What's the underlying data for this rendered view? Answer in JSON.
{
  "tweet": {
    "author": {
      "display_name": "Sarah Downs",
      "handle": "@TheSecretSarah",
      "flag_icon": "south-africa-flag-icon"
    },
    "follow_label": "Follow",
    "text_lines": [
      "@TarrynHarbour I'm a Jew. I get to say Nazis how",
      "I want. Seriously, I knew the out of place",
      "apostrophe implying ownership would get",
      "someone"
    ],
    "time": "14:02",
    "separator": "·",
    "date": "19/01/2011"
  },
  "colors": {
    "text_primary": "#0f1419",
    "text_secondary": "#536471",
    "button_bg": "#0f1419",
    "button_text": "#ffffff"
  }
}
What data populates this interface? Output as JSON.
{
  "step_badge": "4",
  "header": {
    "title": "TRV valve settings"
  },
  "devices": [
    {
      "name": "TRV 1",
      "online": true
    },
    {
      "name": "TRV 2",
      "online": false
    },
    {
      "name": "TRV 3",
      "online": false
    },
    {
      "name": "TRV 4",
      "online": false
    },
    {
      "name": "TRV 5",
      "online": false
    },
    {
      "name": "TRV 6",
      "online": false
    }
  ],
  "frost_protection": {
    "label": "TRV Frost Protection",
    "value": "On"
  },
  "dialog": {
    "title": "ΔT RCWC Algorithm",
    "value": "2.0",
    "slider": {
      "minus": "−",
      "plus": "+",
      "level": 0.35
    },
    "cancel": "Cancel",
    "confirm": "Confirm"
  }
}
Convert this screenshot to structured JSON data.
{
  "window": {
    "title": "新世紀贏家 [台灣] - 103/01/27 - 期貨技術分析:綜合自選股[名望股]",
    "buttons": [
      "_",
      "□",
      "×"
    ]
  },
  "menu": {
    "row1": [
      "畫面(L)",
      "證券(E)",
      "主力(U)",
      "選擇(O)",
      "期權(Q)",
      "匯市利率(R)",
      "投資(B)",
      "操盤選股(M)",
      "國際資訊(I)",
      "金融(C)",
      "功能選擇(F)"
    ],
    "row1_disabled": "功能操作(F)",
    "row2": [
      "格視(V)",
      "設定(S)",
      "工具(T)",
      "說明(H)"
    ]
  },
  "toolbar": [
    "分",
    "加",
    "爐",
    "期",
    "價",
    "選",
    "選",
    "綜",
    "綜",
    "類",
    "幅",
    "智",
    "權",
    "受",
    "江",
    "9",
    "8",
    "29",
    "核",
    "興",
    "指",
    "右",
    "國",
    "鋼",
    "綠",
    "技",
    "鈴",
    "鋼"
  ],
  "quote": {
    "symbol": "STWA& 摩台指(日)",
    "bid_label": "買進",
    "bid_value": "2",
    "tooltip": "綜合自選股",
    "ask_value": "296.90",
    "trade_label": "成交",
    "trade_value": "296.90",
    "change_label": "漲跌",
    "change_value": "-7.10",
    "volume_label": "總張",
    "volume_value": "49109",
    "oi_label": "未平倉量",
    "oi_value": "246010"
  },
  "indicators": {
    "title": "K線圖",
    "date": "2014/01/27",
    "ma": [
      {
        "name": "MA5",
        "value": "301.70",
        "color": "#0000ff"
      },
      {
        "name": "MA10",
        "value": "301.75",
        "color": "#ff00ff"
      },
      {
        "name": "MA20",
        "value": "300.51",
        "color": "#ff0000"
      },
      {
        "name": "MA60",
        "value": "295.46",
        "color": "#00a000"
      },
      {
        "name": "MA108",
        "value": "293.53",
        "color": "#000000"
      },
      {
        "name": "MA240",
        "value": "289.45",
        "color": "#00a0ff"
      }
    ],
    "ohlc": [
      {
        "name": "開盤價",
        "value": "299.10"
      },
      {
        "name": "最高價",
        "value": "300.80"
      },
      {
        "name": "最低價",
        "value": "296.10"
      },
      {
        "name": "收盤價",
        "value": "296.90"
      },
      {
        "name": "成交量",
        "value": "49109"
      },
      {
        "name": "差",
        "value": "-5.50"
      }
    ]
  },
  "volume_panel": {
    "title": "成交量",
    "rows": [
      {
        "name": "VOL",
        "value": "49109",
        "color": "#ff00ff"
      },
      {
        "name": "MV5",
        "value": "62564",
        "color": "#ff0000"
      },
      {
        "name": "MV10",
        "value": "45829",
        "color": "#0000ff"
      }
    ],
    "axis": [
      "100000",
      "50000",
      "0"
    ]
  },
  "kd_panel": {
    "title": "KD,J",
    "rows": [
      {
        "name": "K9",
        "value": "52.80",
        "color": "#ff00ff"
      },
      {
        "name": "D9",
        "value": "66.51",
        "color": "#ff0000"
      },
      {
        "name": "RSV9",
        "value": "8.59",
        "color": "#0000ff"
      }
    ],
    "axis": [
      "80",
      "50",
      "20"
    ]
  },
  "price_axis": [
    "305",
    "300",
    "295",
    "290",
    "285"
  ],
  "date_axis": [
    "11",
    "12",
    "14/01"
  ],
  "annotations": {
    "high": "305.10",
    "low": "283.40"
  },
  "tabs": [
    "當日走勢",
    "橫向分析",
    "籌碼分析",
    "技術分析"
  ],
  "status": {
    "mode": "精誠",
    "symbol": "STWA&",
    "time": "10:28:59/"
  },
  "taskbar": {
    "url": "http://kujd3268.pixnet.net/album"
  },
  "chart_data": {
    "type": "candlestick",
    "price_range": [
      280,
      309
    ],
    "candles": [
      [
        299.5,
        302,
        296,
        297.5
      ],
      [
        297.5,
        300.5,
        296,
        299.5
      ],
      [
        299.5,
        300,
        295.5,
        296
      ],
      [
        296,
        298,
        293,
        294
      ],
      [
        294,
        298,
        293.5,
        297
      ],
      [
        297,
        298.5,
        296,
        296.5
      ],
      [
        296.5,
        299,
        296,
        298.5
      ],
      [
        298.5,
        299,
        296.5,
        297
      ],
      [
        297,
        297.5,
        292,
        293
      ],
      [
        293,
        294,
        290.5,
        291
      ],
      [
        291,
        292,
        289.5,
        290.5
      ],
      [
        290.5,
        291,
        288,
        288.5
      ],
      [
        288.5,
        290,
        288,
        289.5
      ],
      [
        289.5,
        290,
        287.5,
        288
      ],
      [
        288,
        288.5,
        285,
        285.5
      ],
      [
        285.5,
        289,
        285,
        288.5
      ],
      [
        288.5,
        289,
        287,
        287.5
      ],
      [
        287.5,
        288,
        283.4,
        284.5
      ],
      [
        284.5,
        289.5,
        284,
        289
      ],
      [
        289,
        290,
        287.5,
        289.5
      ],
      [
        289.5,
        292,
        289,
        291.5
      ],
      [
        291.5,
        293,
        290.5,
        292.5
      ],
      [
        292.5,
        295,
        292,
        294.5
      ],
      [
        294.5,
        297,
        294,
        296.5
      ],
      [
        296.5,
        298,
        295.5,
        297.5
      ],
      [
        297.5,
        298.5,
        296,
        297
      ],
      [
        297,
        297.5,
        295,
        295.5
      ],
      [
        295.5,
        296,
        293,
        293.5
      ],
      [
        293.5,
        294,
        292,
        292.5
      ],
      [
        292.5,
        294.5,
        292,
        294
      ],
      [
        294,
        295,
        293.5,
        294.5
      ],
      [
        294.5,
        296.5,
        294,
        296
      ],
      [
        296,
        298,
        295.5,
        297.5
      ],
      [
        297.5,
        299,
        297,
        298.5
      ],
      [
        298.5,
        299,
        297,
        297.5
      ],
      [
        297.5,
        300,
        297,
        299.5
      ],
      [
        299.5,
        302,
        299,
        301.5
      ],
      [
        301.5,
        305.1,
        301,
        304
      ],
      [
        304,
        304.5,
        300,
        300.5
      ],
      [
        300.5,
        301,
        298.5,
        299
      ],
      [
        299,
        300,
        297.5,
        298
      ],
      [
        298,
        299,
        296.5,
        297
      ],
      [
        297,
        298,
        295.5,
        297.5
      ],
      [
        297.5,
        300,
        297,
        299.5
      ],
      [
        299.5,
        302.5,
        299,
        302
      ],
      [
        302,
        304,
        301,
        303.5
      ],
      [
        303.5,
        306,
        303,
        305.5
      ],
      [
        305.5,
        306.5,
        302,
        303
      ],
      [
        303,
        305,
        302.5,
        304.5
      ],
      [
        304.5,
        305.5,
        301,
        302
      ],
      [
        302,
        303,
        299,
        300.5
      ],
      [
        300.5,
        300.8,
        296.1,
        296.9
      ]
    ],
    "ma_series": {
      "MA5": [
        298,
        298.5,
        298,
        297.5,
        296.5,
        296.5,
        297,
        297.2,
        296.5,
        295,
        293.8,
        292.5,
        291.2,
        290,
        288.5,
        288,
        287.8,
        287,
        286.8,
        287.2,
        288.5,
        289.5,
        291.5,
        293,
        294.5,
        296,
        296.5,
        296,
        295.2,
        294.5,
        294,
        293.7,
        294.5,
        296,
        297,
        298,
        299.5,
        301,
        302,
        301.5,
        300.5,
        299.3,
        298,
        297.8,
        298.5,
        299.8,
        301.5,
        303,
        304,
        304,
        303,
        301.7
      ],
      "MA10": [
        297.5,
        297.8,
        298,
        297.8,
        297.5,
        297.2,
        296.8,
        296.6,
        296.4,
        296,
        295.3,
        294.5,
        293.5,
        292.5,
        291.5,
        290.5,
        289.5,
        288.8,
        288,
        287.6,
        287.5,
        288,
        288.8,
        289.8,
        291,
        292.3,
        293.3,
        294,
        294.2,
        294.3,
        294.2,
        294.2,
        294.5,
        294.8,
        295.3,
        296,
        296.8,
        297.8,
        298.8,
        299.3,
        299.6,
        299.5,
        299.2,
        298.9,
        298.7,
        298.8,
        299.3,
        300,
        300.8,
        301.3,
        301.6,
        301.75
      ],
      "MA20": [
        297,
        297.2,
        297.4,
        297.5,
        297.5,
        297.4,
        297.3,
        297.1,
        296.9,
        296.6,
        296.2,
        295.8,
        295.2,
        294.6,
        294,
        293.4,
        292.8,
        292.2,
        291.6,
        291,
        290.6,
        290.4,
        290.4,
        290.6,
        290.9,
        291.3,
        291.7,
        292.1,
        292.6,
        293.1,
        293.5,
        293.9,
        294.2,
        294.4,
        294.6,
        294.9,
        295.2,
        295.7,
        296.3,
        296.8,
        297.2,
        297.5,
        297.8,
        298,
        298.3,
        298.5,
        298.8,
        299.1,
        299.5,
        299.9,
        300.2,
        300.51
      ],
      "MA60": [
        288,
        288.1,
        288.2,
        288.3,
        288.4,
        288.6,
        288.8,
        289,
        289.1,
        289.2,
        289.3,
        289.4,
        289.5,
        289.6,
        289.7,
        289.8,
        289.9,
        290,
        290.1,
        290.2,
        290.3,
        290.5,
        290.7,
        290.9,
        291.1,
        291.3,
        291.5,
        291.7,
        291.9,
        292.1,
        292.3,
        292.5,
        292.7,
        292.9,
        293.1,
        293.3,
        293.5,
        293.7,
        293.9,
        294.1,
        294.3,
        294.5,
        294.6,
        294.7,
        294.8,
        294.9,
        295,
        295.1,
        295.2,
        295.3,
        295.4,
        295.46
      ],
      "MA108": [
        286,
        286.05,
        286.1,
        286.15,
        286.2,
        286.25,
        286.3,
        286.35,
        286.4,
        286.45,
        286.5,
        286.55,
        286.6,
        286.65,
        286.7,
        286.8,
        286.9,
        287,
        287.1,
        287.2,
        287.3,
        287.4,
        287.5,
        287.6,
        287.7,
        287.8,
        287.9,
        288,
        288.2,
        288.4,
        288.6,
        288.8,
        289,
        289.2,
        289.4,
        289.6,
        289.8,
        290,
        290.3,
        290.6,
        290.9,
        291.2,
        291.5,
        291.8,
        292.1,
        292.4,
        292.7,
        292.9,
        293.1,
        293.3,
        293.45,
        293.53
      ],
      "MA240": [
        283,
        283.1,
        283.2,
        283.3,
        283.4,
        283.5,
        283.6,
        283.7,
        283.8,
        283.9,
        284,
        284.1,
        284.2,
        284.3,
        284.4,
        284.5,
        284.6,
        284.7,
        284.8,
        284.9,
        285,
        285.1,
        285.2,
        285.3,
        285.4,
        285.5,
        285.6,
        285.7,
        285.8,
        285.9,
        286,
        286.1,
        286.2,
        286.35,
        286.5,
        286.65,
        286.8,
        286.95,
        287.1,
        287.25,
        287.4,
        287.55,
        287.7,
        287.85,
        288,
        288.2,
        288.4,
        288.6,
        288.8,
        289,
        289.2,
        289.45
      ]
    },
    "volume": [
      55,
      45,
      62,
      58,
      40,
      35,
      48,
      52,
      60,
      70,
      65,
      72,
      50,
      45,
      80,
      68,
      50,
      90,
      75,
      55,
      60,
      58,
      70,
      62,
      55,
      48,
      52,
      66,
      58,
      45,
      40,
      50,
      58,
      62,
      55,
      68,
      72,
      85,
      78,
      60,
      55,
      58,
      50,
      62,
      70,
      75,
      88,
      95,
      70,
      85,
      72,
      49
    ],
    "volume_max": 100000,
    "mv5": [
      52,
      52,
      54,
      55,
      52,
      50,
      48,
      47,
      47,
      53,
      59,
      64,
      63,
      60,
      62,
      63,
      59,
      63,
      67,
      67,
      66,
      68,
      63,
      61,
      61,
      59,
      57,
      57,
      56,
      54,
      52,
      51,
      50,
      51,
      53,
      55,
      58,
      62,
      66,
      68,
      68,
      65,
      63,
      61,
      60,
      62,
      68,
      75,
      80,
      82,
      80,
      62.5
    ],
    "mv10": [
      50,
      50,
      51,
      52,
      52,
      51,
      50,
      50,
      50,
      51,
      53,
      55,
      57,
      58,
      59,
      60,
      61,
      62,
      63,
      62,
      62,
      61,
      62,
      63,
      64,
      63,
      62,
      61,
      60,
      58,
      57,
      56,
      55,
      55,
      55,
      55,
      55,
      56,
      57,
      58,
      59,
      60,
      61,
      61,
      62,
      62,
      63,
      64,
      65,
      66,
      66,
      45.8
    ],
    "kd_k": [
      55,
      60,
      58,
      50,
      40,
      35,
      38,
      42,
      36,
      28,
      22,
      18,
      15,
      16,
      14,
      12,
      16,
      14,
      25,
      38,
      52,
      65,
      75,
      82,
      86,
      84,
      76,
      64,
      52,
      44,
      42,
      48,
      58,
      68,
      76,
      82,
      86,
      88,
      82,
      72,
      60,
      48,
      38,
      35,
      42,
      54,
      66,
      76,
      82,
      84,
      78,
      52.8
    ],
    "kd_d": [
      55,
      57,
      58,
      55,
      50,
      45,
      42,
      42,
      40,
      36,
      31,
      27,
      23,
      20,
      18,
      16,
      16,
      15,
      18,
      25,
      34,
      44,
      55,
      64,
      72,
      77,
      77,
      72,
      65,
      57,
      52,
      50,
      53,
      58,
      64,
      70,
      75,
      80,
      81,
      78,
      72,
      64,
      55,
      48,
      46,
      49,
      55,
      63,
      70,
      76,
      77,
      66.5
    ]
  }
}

Problem to solve. Provide the number of lines in the data above that contain the string "this", and nothing else.

Output below. 3